(Dataset items)
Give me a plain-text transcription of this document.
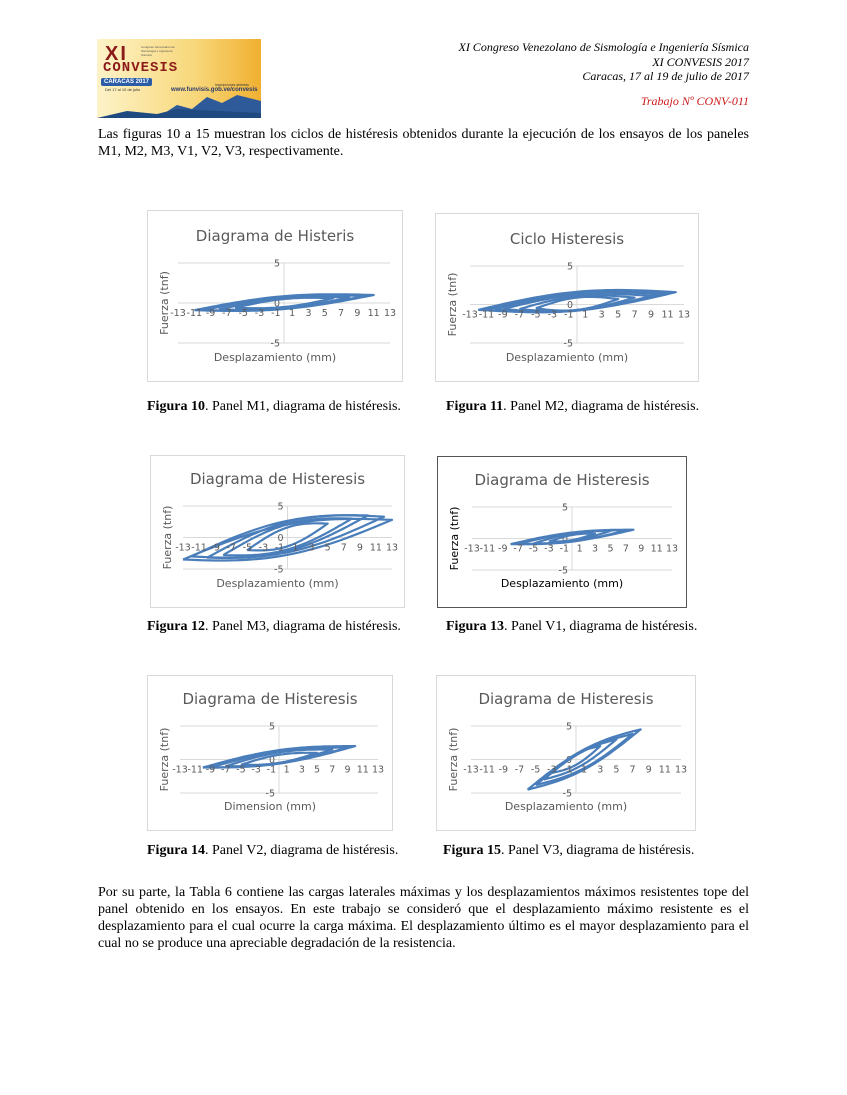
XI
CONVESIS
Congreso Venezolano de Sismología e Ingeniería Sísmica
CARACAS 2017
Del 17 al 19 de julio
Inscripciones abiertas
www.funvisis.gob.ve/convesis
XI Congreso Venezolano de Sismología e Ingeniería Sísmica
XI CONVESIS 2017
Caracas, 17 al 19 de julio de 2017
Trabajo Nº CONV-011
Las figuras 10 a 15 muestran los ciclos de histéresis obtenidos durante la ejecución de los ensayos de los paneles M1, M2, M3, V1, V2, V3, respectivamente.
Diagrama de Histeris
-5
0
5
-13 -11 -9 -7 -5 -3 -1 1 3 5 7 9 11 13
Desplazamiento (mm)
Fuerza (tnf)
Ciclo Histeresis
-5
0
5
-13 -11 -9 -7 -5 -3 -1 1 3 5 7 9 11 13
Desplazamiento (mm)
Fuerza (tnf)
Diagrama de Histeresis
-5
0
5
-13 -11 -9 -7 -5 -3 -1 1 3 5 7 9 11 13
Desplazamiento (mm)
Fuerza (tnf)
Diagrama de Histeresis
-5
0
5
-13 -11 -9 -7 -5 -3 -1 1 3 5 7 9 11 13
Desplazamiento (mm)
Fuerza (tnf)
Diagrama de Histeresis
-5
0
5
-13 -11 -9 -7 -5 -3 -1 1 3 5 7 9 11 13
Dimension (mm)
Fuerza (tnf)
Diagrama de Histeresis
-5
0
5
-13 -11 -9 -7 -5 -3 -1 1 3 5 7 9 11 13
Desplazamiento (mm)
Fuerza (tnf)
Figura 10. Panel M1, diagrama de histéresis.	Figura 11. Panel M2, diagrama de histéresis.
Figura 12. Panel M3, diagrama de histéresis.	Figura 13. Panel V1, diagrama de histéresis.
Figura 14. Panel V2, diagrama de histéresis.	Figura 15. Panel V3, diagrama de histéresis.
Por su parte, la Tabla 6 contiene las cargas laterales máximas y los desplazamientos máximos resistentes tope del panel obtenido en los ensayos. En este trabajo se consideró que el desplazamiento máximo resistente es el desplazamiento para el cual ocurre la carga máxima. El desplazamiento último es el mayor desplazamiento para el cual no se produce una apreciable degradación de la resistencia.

...

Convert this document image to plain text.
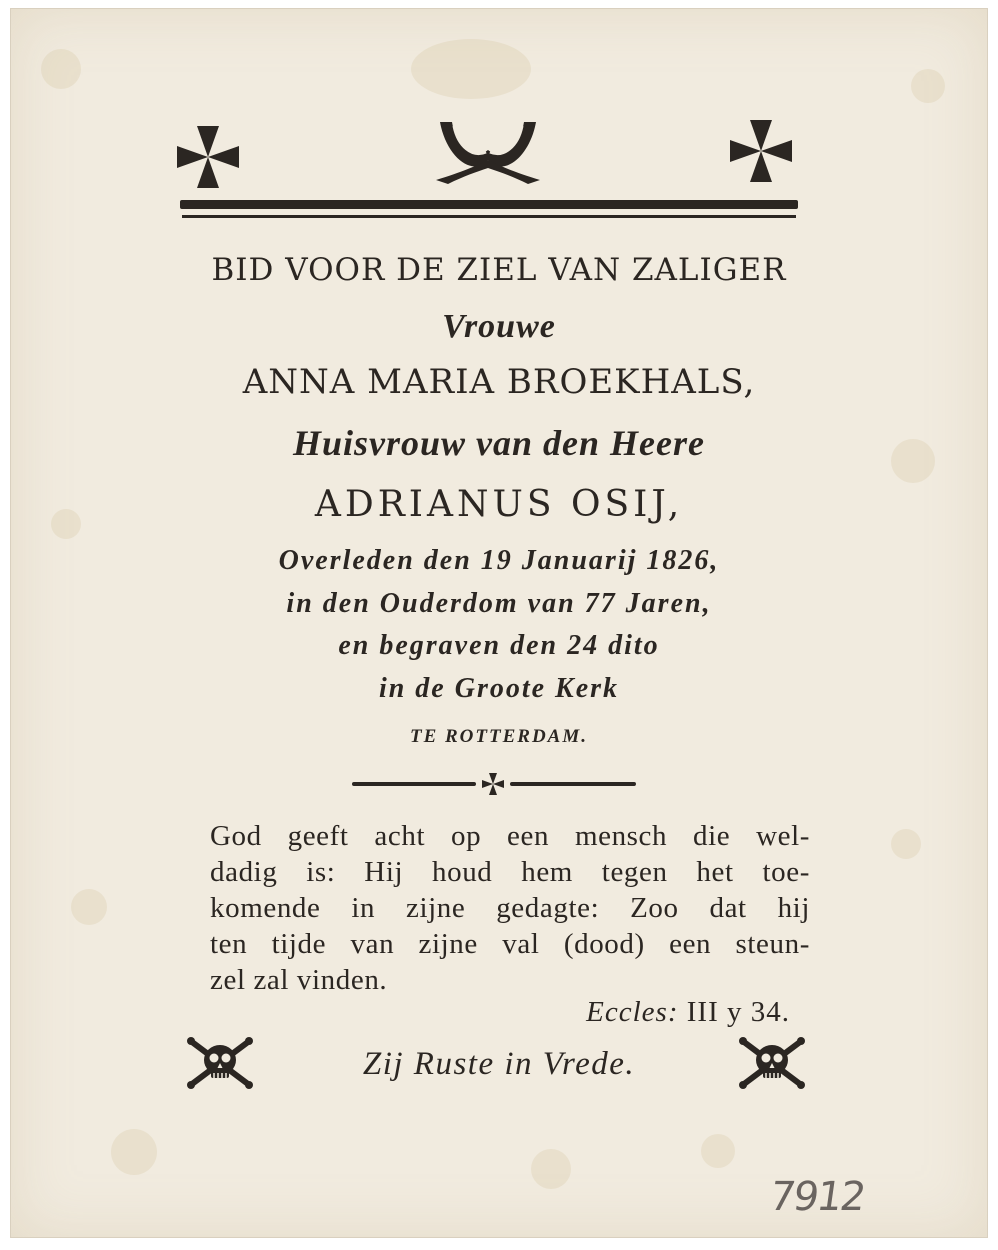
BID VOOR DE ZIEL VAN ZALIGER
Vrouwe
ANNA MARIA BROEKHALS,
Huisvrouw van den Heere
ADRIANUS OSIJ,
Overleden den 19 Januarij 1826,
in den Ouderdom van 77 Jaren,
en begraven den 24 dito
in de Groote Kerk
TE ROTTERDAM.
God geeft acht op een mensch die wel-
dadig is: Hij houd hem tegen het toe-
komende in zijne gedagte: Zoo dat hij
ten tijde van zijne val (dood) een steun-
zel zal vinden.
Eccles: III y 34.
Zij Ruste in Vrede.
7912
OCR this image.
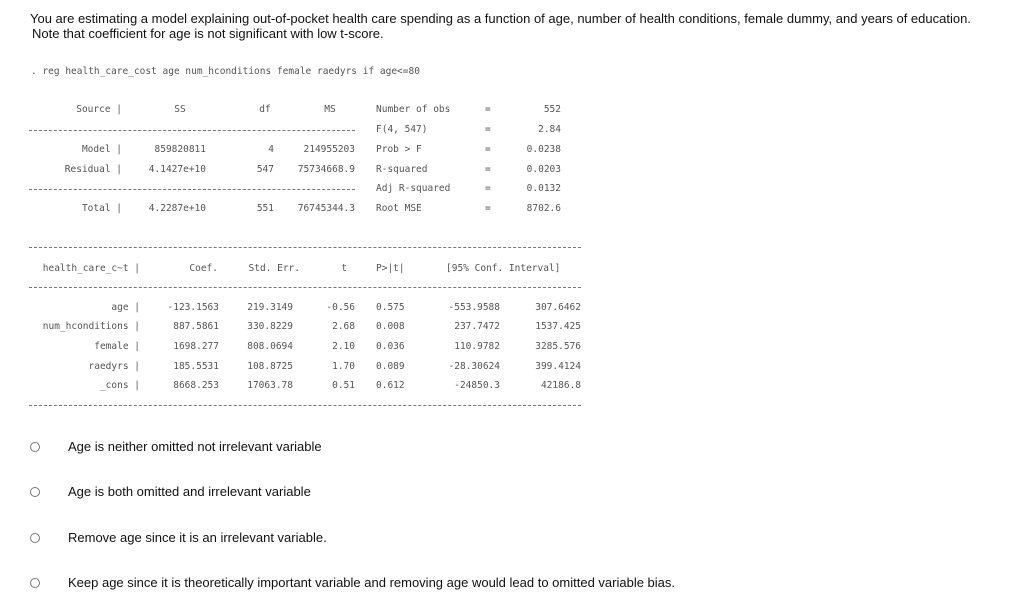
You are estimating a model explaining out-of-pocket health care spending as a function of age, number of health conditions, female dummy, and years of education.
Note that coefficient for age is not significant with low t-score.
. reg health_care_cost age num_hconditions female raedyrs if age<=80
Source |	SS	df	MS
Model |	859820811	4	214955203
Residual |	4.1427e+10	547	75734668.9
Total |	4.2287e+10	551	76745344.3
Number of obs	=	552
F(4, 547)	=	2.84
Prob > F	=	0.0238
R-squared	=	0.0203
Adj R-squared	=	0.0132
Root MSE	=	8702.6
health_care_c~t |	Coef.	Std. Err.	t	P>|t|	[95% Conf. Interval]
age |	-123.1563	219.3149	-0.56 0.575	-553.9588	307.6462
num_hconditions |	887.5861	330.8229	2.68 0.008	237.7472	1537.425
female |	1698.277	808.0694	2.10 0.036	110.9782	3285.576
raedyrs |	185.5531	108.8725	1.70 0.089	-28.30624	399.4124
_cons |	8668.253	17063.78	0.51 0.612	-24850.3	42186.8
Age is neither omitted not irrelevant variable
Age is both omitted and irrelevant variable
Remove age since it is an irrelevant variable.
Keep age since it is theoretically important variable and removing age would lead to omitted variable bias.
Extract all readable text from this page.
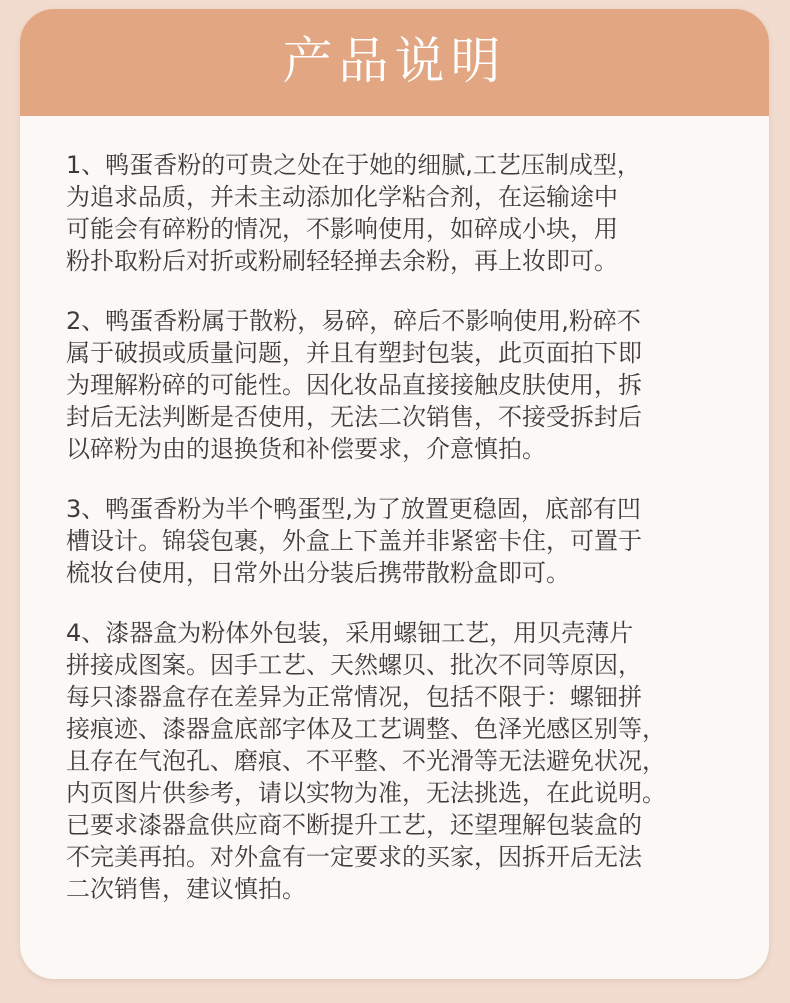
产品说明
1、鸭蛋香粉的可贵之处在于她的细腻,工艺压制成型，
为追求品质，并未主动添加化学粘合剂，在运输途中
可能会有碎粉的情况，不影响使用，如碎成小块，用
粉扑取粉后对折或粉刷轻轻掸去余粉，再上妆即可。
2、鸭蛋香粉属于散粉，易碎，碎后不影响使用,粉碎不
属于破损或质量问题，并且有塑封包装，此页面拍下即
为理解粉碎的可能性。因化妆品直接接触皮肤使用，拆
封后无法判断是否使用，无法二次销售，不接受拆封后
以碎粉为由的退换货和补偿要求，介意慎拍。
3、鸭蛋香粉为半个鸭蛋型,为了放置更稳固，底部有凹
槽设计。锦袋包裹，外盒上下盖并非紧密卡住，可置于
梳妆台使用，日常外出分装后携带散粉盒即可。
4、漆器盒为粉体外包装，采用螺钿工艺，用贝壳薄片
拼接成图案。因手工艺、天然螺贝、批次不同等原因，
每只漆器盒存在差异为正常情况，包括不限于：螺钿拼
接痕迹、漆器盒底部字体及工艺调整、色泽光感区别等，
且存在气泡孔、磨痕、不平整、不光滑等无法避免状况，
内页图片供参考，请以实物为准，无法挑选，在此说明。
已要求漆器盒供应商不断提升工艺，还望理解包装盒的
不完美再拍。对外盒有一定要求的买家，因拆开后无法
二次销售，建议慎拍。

==

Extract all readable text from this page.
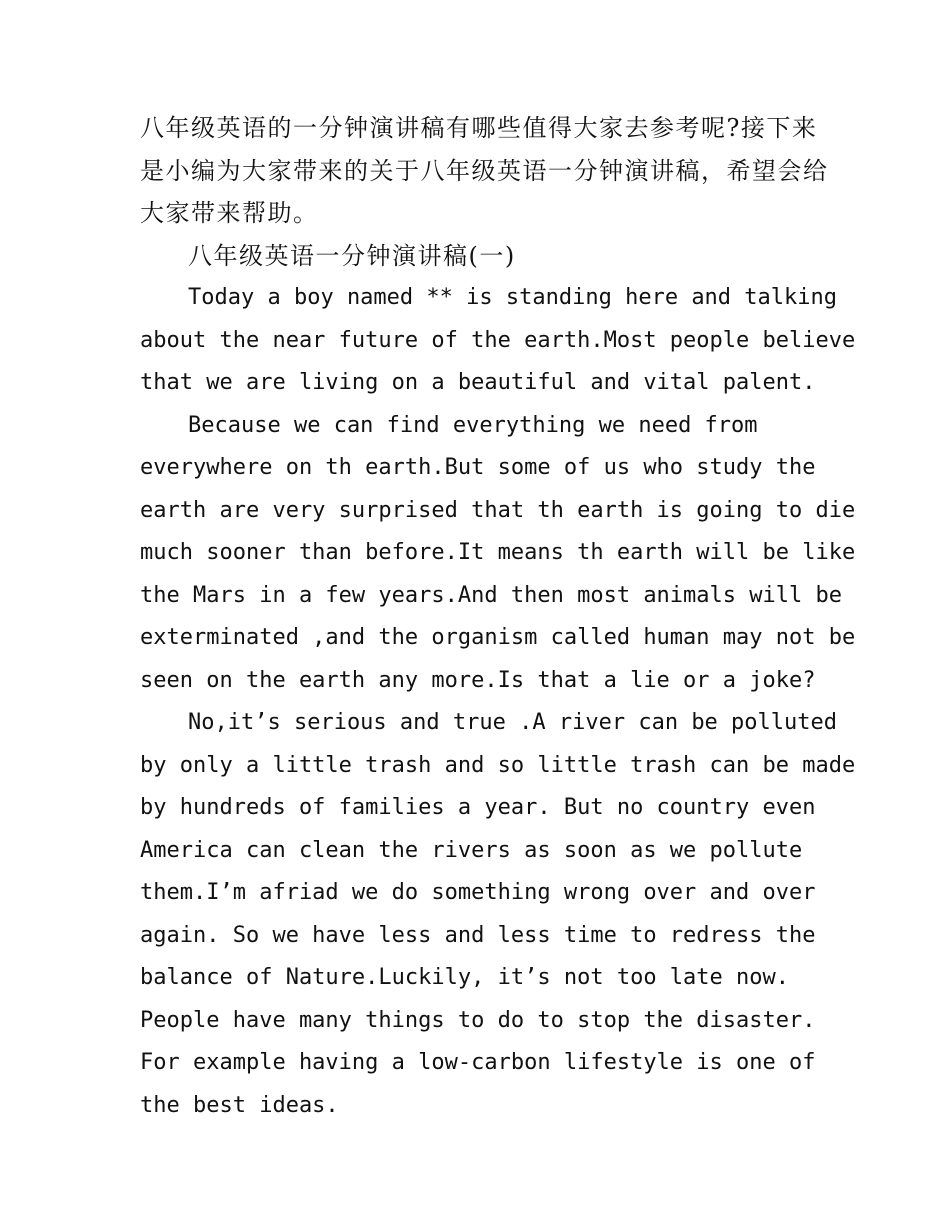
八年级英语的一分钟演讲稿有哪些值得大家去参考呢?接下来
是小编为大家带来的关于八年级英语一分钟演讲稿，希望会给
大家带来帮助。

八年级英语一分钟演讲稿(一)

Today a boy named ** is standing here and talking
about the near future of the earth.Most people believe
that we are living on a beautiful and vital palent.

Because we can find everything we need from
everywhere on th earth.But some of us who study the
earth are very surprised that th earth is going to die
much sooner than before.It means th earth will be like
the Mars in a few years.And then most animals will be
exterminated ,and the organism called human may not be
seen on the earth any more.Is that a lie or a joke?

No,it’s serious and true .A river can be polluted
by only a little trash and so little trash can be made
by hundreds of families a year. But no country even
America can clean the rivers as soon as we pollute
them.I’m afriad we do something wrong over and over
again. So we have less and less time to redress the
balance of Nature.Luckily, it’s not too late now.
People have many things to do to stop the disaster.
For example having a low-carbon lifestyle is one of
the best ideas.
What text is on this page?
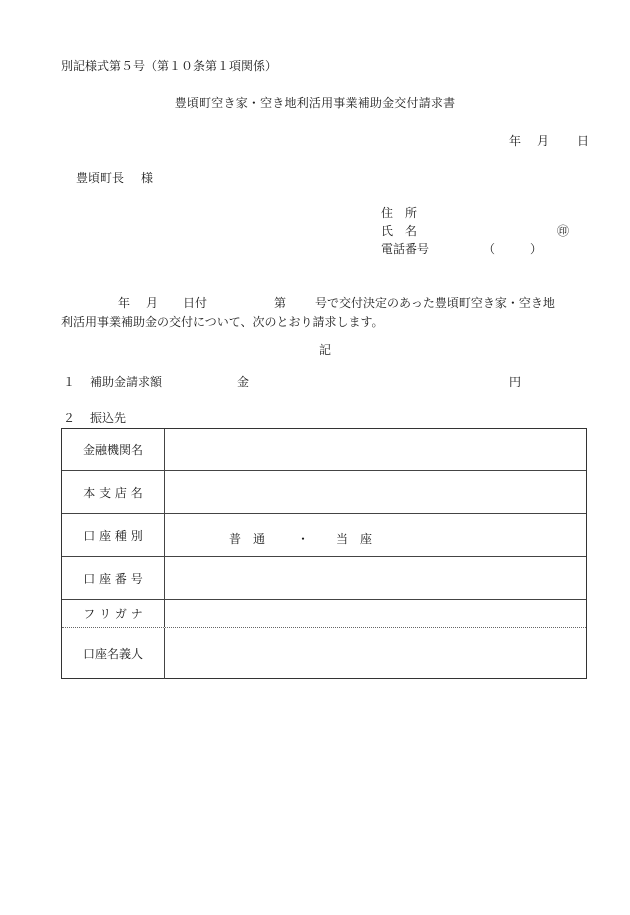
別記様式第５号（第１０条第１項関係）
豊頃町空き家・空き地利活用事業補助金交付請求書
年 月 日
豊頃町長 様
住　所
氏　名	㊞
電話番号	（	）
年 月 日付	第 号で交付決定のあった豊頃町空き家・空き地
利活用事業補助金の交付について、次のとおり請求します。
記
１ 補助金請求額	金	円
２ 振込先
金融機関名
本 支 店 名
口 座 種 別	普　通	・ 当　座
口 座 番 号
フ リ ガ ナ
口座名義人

● **TASK STATEMENT**:
Using the listing above, gather each line that holds the string "years" and copy it.

● **SOLUTION**:
You are estimating a model explaining out-of-pocket health care spending as a function of age, number of health conditions, female dummy, and years of education.
the Mars in a few years.And then most animals will be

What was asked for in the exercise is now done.